(Data entries for graphics)
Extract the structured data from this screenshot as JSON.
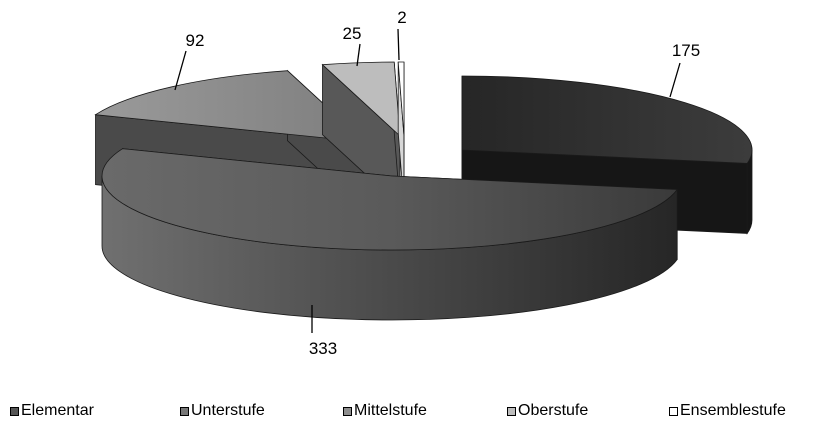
{
  "chart_data": {
    "type": "pie",
    "variant": "exploded-3d",
    "categories": [
      "Elementar",
      "Unterstufe",
      "Mittelstufe",
      "Oberstufe",
      "Ensemblestufe"
    ],
    "values": [
      175,
      333,
      92,
      25,
      2
    ],
    "data_labels": [
      "175",
      "333",
      "92",
      "25",
      "2"
    ],
    "legend": {
      "position": "bottom",
      "entries": [
        "Elementar",
        "Unterstufe",
        "Mittelstufe",
        "Oberstufe",
        "Ensemblestufe"
      ]
    },
    "colors": [
      "#2f2f2f",
      "#515151",
      "#8e8e8e",
      "#bdbdbd",
      "#ffffff"
    ],
    "side_colors": [
      "#161616",
      "#3a3a3a",
      "#4a4a4a",
      "#585858",
      "#d8d8d8"
    ],
    "title": "",
    "grid": false
  }
}
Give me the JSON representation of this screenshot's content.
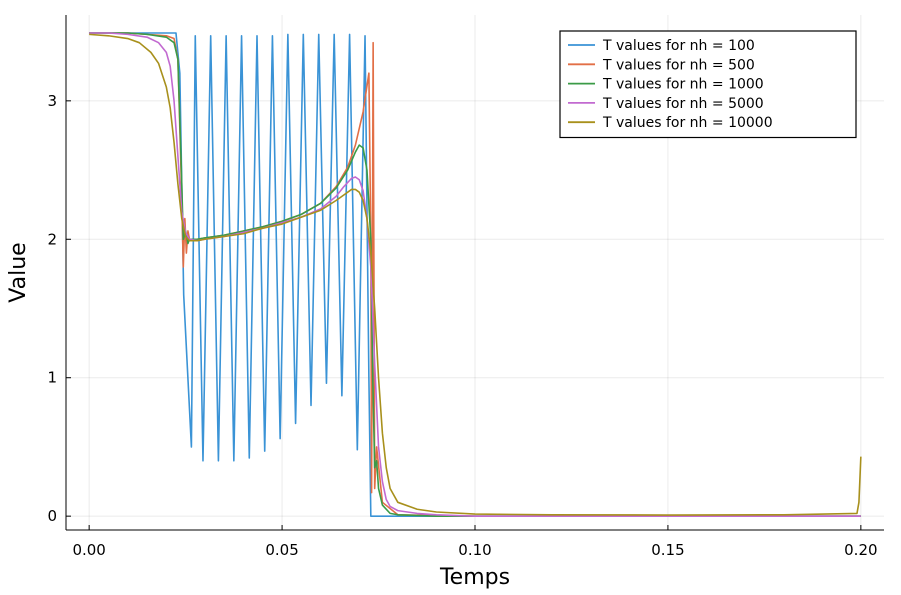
{
  "chart_data": {
    "type": "line",
    "title": "",
    "xlabel": "Temps",
    "ylabel": "Value",
    "xlim": [
      -0.006,
      0.206
    ],
    "ylim": [
      -0.1,
      3.62
    ],
    "xticks": [
      0.0,
      0.05,
      0.1,
      0.15,
      0.2
    ],
    "xtick_labels": [
      "0.00",
      "0.05",
      "0.10",
      "0.15",
      "0.20"
    ],
    "yticks": [
      0,
      1,
      2,
      3
    ],
    "ytick_labels": [
      "0",
      "1",
      "2",
      "3"
    ],
    "grid": true,
    "legend_position": "top-right",
    "series": [
      {
        "name": "T values for nh = 100",
        "color": "#3a93d6",
        "x": [
          0.0,
          0.004,
          0.008,
          0.012,
          0.016,
          0.02,
          0.0225,
          0.0235,
          0.0245,
          0.0265,
          0.0275,
          0.0295,
          0.0315,
          0.0335,
          0.0355,
          0.0375,
          0.0395,
          0.0415,
          0.0435,
          0.0455,
          0.0475,
          0.0495,
          0.0515,
          0.0535,
          0.0555,
          0.0575,
          0.0595,
          0.0615,
          0.0635,
          0.0655,
          0.0675,
          0.0695,
          0.0715,
          0.0725,
          0.073,
          0.0745,
          0.08,
          0.1,
          0.15,
          0.199,
          0.2
        ],
        "y": [
          3.49,
          3.49,
          3.49,
          3.49,
          3.49,
          3.49,
          3.49,
          3.2,
          1.6,
          0.5,
          3.47,
          0.4,
          3.47,
          0.4,
          3.47,
          0.4,
          3.47,
          0.42,
          3.47,
          0.47,
          3.47,
          0.56,
          3.48,
          0.67,
          3.48,
          0.8,
          3.48,
          0.96,
          3.48,
          0.87,
          3.48,
          0.48,
          3.47,
          1.0,
          0.0,
          0.0,
          0.0,
          0.0,
          0.0,
          0.0,
          0.0
        ]
      },
      {
        "name": "T values for nh = 500",
        "color": "#e26f46",
        "x": [
          0.0,
          0.005,
          0.01,
          0.015,
          0.02,
          0.022,
          0.023,
          0.0238,
          0.0244,
          0.0248,
          0.0252,
          0.0256,
          0.026,
          0.028,
          0.03,
          0.035,
          0.04,
          0.045,
          0.05,
          0.055,
          0.06,
          0.064,
          0.067,
          0.069,
          0.071,
          0.0725,
          0.073,
          0.0732,
          0.0736,
          0.074,
          0.0745,
          0.076,
          0.08,
          0.1,
          0.15,
          0.199,
          0.2
        ],
        "y": [
          3.49,
          3.49,
          3.49,
          3.48,
          3.47,
          3.45,
          3.3,
          2.5,
          1.8,
          2.15,
          1.9,
          2.06,
          2.0,
          2.0,
          2.01,
          2.03,
          2.06,
          2.09,
          2.13,
          2.18,
          2.26,
          2.38,
          2.52,
          2.68,
          2.92,
          3.2,
          2.0,
          0.17,
          3.42,
          0.2,
          0.5,
          0.1,
          0.01,
          0.0,
          0.0,
          0.0,
          0.0
        ]
      },
      {
        "name": "T values for nh = 1000",
        "color": "#3b9b47",
        "x": [
          0.0,
          0.005,
          0.01,
          0.015,
          0.02,
          0.022,
          0.023,
          0.0238,
          0.0244,
          0.025,
          0.0256,
          0.026,
          0.028,
          0.03,
          0.035,
          0.04,
          0.045,
          0.05,
          0.055,
          0.06,
          0.064,
          0.067,
          0.069,
          0.07,
          0.071,
          0.072,
          0.073,
          0.0735,
          0.074,
          0.0745,
          0.075,
          0.076,
          0.078,
          0.08,
          0.09,
          0.1,
          0.15,
          0.199,
          0.2
        ],
        "y": [
          3.49,
          3.49,
          3.49,
          3.48,
          3.46,
          3.42,
          3.3,
          2.6,
          2.0,
          2.06,
          1.97,
          2.0,
          2.0,
          2.01,
          2.03,
          2.06,
          2.09,
          2.13,
          2.18,
          2.26,
          2.37,
          2.5,
          2.63,
          2.68,
          2.66,
          2.5,
          2.0,
          1.0,
          0.35,
          0.4,
          0.2,
          0.08,
          0.02,
          0.01,
          0.0,
          0.0,
          0.0,
          0.0,
          0.0
        ]
      },
      {
        "name": "T values for nh = 5000",
        "color": "#c26ad0",
        "x": [
          0.0,
          0.005,
          0.01,
          0.015,
          0.018,
          0.02,
          0.021,
          0.022,
          0.023,
          0.024,
          0.025,
          0.026,
          0.028,
          0.03,
          0.035,
          0.04,
          0.045,
          0.05,
          0.055,
          0.06,
          0.064,
          0.066,
          0.068,
          0.069,
          0.07,
          0.071,
          0.072,
          0.073,
          0.074,
          0.075,
          0.076,
          0.077,
          0.078,
          0.08,
          0.085,
          0.09,
          0.1,
          0.12,
          0.15,
          0.199,
          0.2
        ],
        "y": [
          3.49,
          3.49,
          3.48,
          3.46,
          3.42,
          3.35,
          3.25,
          3.0,
          2.6,
          2.2,
          2.05,
          2.0,
          1.99,
          2.0,
          2.02,
          2.05,
          2.08,
          2.12,
          2.16,
          2.22,
          2.31,
          2.38,
          2.44,
          2.45,
          2.43,
          2.35,
          2.15,
          1.8,
          1.1,
          0.5,
          0.25,
          0.12,
          0.07,
          0.04,
          0.02,
          0.01,
          0.0,
          0.0,
          0.0,
          0.0,
          0.0
        ]
      },
      {
        "name": "T values for nh = 10000",
        "color": "#a8901c",
        "x": [
          0.0,
          0.005,
          0.01,
          0.013,
          0.016,
          0.018,
          0.02,
          0.021,
          0.022,
          0.023,
          0.024,
          0.025,
          0.026,
          0.028,
          0.03,
          0.035,
          0.04,
          0.045,
          0.05,
          0.055,
          0.06,
          0.064,
          0.066,
          0.068,
          0.069,
          0.07,
          0.071,
          0.072,
          0.073,
          0.074,
          0.075,
          0.076,
          0.077,
          0.078,
          0.08,
          0.085,
          0.09,
          0.1,
          0.12,
          0.15,
          0.18,
          0.199,
          0.1995,
          0.2
        ],
        "y": [
          3.48,
          3.47,
          3.45,
          3.42,
          3.35,
          3.27,
          3.1,
          2.95,
          2.7,
          2.4,
          2.15,
          2.02,
          1.99,
          1.99,
          2.0,
          2.02,
          2.04,
          2.08,
          2.11,
          2.16,
          2.21,
          2.28,
          2.32,
          2.36,
          2.36,
          2.34,
          2.28,
          2.15,
          1.9,
          1.5,
          1.0,
          0.6,
          0.35,
          0.2,
          0.1,
          0.05,
          0.03,
          0.015,
          0.01,
          0.008,
          0.01,
          0.02,
          0.1,
          0.43
        ]
      }
    ]
  }
}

What is being asked>
Identify each line in the entries with the word "JSON" and copy it.

Reply to the exercise>
Extract the structured data from this screenshot as JSON.
Give me the JSON representation of this screenshot's content.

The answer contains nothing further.